Dataset records

※ ※ ※

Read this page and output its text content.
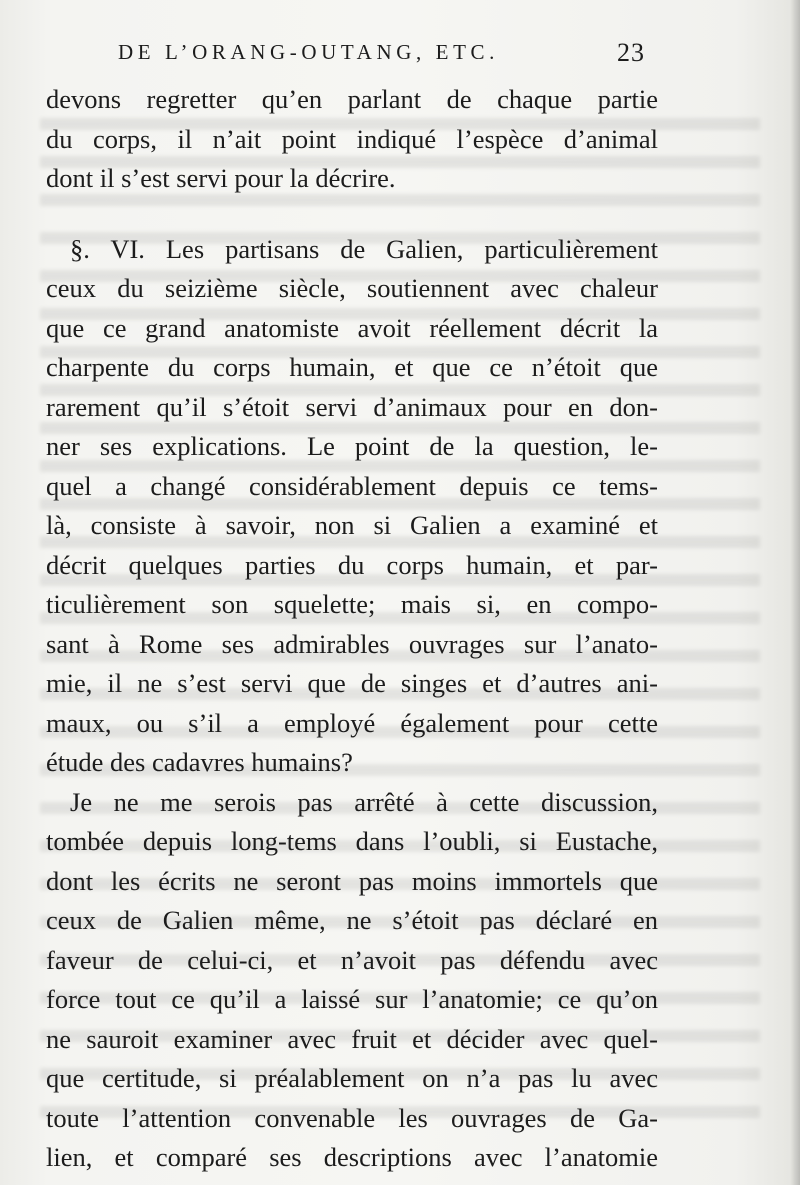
DE L’ORANG-OUTANG, ETC.	23
devons regretter qu’en parlant de chaque partie
du corps, il n’ait point indiqué l’espèce d’animal
dont il s’est servi pour la décrire.
§. VI. Les partisans de Galien, particulièrement
ceux du seizième siècle, soutiennent avec chaleur
que ce grand anatomiste avoit réellement décrit la
charpente du corps humain, et que ce n’étoit que
rarement qu’il s’étoit servi d’animaux pour en don-
ner ses explications. Le point de la question, le-
quel a changé considérablement depuis ce tems-
là, consiste à savoir, non si Galien a examiné et
décrit quelques parties du corps humain, et par-
ticulièrement son squelette; mais si, en compo-
sant à Rome ses admirables ouvrages sur l’anato-
mie, il ne s’est servi que de singes et d’autres ani-
maux, ou s’il a employé également pour cette
étude des cadavres humains?
Je ne me serois pas arrêté à cette discussion,
tombée depuis long-tems dans l’oubli, si Eustache,
dont les écrits ne seront pas moins immortels que
ceux de Galien même, ne s’étoit pas déclaré en
faveur de celui-ci, et n’avoit pas défendu avec
force tout ce qu’il a laissé sur l’anatomie; ce qu’on
ne sauroit examiner avec fruit et décider avec quel-
que certitude, si préalablement on n’a pas lu avec
toute l’attention convenable les ouvrages de Ga-
lien, et comparé ses descriptions avec l’anatomie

※ ※ ※

» Written instruction
Write the records out once more, exactly as they appear, with no pictures.

» Answer to the task
Read this page and output its text content.
DE L’ORANG-OUTANG, ETC.	23
devons regretter qu’en parlant de chaque partie
du corps, il n’ait point indiqué l’espèce d’animal
dont il s’est servi pour la décrire.
§. VI. Les partisans de Galien, particulièrement
ceux du seizième siècle, soutiennent avec chaleur
que ce grand anatomiste avoit réellement décrit la
charpente du corps humain, et que ce n’étoit que
rarement qu’il s’étoit servi d’animaux pour en don-
ner ses explications. Le point de la question, le-
quel a changé considérablement depuis ce tems-
là, consiste à savoir, non si Galien a examiné et
décrit quelques parties du corps humain, et par-
ticulièrement son squelette; mais si, en compo-
sant à Rome ses admirables ouvrages sur l’anato-
mie, il ne s’est servi que de singes et d’autres ani-
maux, ou s’il a employé également pour cette
étude des cadavres humains?
Je ne me serois pas arrêté à cette discussion,
tombée depuis long-tems dans l’oubli, si Eustache,
dont les écrits ne seront pas moins immortels que
ceux de Galien même, ne s’étoit pas déclaré en
faveur de celui-ci, et n’avoit pas défendu avec
force tout ce qu’il a laissé sur l’anatomie; ce qu’on
ne sauroit examiner avec fruit et décider avec quel-
que certitude, si préalablement on n’a pas lu avec
toute l’attention convenable les ouvrages de Ga-
lien, et comparé ses descriptions avec l’anatomie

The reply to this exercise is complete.